### Written task
Make an exact copy of all the entries, but do not reproduce the pictures.

[begin Records to use]

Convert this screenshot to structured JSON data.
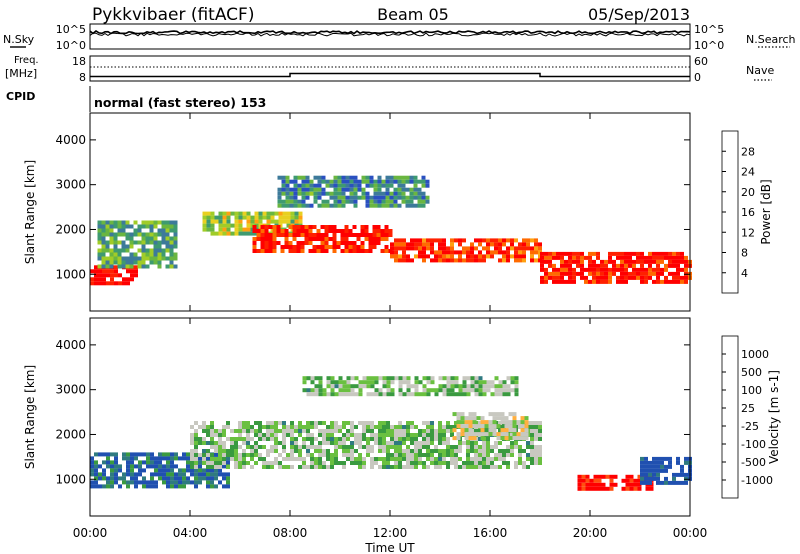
{
  "header": {
    "title": "Pykkvibaer (fitACF)",
    "beam": "Beam 05",
    "date": "05/Sep/2013"
  },
  "strip_nsky": {
    "left_label": "N.Sky",
    "left_ticks": [
      "10^5",
      "10^0"
    ],
    "right_label": "N.Search",
    "right_ticks": [
      "10^5",
      "10^0"
    ]
  },
  "strip_freq": {
    "left_label_1": "Freq.",
    "left_label_2": "[MHz]",
    "left_ticks": [
      "18",
      "8"
    ],
    "right_label": "Nave",
    "right_ticks": [
      "60",
      "0"
    ],
    "freq_steps": [
      {
        "t_start": 0,
        "t_end": 8,
        "value": 9.8
      },
      {
        "t_start": 8,
        "t_end": 18,
        "value": 11.0
      },
      {
        "t_start": 18,
        "t_end": 24,
        "value": 9.8
      }
    ]
  },
  "cpid": {
    "label": "CPID",
    "text": "normal (fast stereo) 153"
  },
  "x_axis": {
    "ticks": [
      "00:00",
      "04:00",
      "08:00",
      "12:00",
      "16:00",
      "20:00",
      "00:00"
    ],
    "label": "Time UT",
    "range": [
      0,
      24
    ]
  },
  "chart_data": [
    {
      "type": "heatmap",
      "name": "power",
      "ylabel": "Slant Range [km]",
      "ylim": [
        180,
        4600
      ],
      "yticks": [
        "1000",
        "2000",
        "3000",
        "4000"
      ],
      "colorbar": {
        "label": "Power [dB]",
        "ticks": [
          "28",
          "24",
          "20",
          "16",
          "12",
          "8",
          "4"
        ],
        "colors": [
          "#0000ff",
          "#2a50c0",
          "#3d7a9a",
          "#3e9a70",
          "#6ab640",
          "#a0cc28",
          "#e8d020",
          "#ffa010",
          "#ff6a00",
          "#ff2000",
          "#ff0000"
        ]
      },
      "features": [
        {
          "t_start": 0.0,
          "t_end": 1.8,
          "r_low": 800,
          "r_high": 1200,
          "level": 28
        },
        {
          "t_start": 0.3,
          "t_end": 3.5,
          "r_low": 1200,
          "r_high": 2200,
          "level": 10
        },
        {
          "t_start": 4.5,
          "t_end": 8.5,
          "r_low": 1900,
          "r_high": 2400,
          "level": 14
        },
        {
          "t_start": 6.5,
          "t_end": 12.0,
          "r_low": 1500,
          "r_high": 2100,
          "level": 26
        },
        {
          "t_start": 12.0,
          "t_end": 18.0,
          "r_low": 1300,
          "r_high": 1800,
          "level": 24
        },
        {
          "t_start": 18.0,
          "t_end": 24.0,
          "r_low": 800,
          "r_high": 1500,
          "level": 26
        },
        {
          "t_start": 7.5,
          "t_end": 13.5,
          "r_low": 2500,
          "r_high": 3200,
          "level": 8
        }
      ]
    },
    {
      "type": "heatmap",
      "name": "velocity",
      "ylabel": "Slant Range [km]",
      "ylim": [
        180,
        4600
      ],
      "yticks": [
        "1000",
        "2000",
        "3000",
        "4000"
      ],
      "colorbar": {
        "label": "Velocity [m s-1]",
        "ticks": [
          "1000",
          "500",
          "100",
          "25",
          "-25",
          "-100",
          "-500",
          "-1000"
        ],
        "colors": [
          "#2050b0",
          "#2f7a80",
          "#3a9a40",
          "#6ac040",
          "#c8c8c0",
          "#c8c8c0",
          "#ffb040",
          "#ff8020",
          "#ff5010",
          "#ff0000"
        ]
      },
      "features": [
        {
          "t_start": 0.0,
          "t_end": 5.5,
          "r_low": 800,
          "r_high": 1600,
          "level": -300
        },
        {
          "t_start": 4.0,
          "t_end": 18.0,
          "r_low": 1300,
          "r_high": 2300,
          "level": 0
        },
        {
          "t_start": 14.5,
          "t_end": 17.5,
          "r_low": 1900,
          "r_high": 2500,
          "level": 150
        },
        {
          "t_start": 19.5,
          "t_end": 22.5,
          "r_low": 800,
          "r_high": 1100,
          "level": 700
        },
        {
          "t_start": 22.0,
          "t_end": 24.0,
          "r_low": 900,
          "r_high": 1500,
          "level": -400
        },
        {
          "t_start": 8.5,
          "t_end": 17.0,
          "r_low": 2900,
          "r_high": 3300,
          "level": 0
        }
      ]
    }
  ]
}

[end Records to use]

### Task response
Convert this screenshot to structured JSON data.
{
  "header": {
    "title": "Pykkvibaer (fitACF)",
    "beam": "Beam 05",
    "date": "05/Sep/2013"
  },
  "strip_nsky": {
    "left_label": "N.Sky",
    "left_ticks": [
      "10^5",
      "10^0"
    ],
    "right_label": "N.Search",
    "right_ticks": [
      "10^5",
      "10^0"
    ]
  },
  "strip_freq": {
    "left_label_1": "Freq.",
    "left_label_2": "[MHz]",
    "left_ticks": [
      "18",
      "8"
    ],
    "right_label": "Nave",
    "right_ticks": [
      "60",
      "0"
    ],
    "freq_steps": [
      {
        "t_start": 0,
        "t_end": 8,
        "value": 9.8
      },
      {
        "t_start": 8,
        "t_end": 18,
        "value": 11.0
      },
      {
        "t_start": 18,
        "t_end": 24,
        "value": 9.8
      }
    ]
  },
  "cpid": {
    "label": "CPID",
    "text": "normal (fast stereo) 153"
  },
  "x_axis": {
    "ticks": [
      "00:00",
      "04:00",
      "08:00",
      "12:00",
      "16:00",
      "20:00",
      "00:00"
    ],
    "label": "Time UT",
    "range": [
      0,
      24
    ]
  },
  "chart_data": [
    {
      "type": "heatmap",
      "name": "power",
      "ylabel": "Slant Range [km]",
      "ylim": [
        180,
        4600
      ],
      "yticks": [
        "1000",
        "2000",
        "3000",
        "4000"
      ],
      "colorbar": {
        "label": "Power [dB]",
        "ticks": [
          "28",
          "24",
          "20",
          "16",
          "12",
          "8",
          "4"
        ],
        "colors": [
          "#0000ff",
          "#2a50c0",
          "#3d7a9a",
          "#3e9a70",
          "#6ab640",
          "#a0cc28",
          "#e8d020",
          "#ffa010",
          "#ff6a00",
          "#ff2000",
          "#ff0000"
        ]
      },
      "features": [
        {
          "t_start": 0.0,
          "t_end": 1.8,
          "r_low": 800,
          "r_high": 1200,
          "level": 28
        },
        {
          "t_start": 0.3,
          "t_end": 3.5,
          "r_low": 1200,
          "r_high": 2200,
          "level": 10
        },
        {
          "t_start": 4.5,
          "t_end": 8.5,
          "r_low": 1900,
          "r_high": 2400,
          "level": 14
        },
        {
          "t_start": 6.5,
          "t_end": 12.0,
          "r_low": 1500,
          "r_high": 2100,
          "level": 26
        },
        {
          "t_start": 12.0,
          "t_end": 18.0,
          "r_low": 1300,
          "r_high": 1800,
          "level": 24
        },
        {
          "t_start": 18.0,
          "t_end": 24.0,
          "r_low": 800,
          "r_high": 1500,
          "level": 26
        },
        {
          "t_start": 7.5,
          "t_end": 13.5,
          "r_low": 2500,
          "r_high": 3200,
          "level": 8
        }
      ]
    },
    {
      "type": "heatmap",
      "name": "velocity",
      "ylabel": "Slant Range [km]",
      "ylim": [
        180,
        4600
      ],
      "yticks": [
        "1000",
        "2000",
        "3000",
        "4000"
      ],
      "colorbar": {
        "label": "Velocity [m s-1]",
        "ticks": [
          "1000",
          "500",
          "100",
          "25",
          "-25",
          "-100",
          "-500",
          "-1000"
        ],
        "colors": [
          "#2050b0",
          "#2f7a80",
          "#3a9a40",
          "#6ac040",
          "#c8c8c0",
          "#c8c8c0",
          "#ffb040",
          "#ff8020",
          "#ff5010",
          "#ff0000"
        ]
      },
      "features": [
        {
          "t_start": 0.0,
          "t_end": 5.5,
          "r_low": 800,
          "r_high": 1600,
          "level": -300
        },
        {
          "t_start": 4.0,
          "t_end": 18.0,
          "r_low": 1300,
          "r_high": 2300,
          "level": 0
        },
        {
          "t_start": 14.5,
          "t_end": 17.5,
          "r_low": 1900,
          "r_high": 2500,
          "level": 150
        },
        {
          "t_start": 19.5,
          "t_end": 22.5,
          "r_low": 800,
          "r_high": 1100,
          "level": 700
        },
        {
          "t_start": 22.0,
          "t_end": 24.0,
          "r_low": 900,
          "r_high": 1500,
          "level": -400
        },
        {
          "t_start": 8.5,
          "t_end": 17.0,
          "r_low": 2900,
          "r_high": 3300,
          "level": 0
        }
      ]
    }
  ]
}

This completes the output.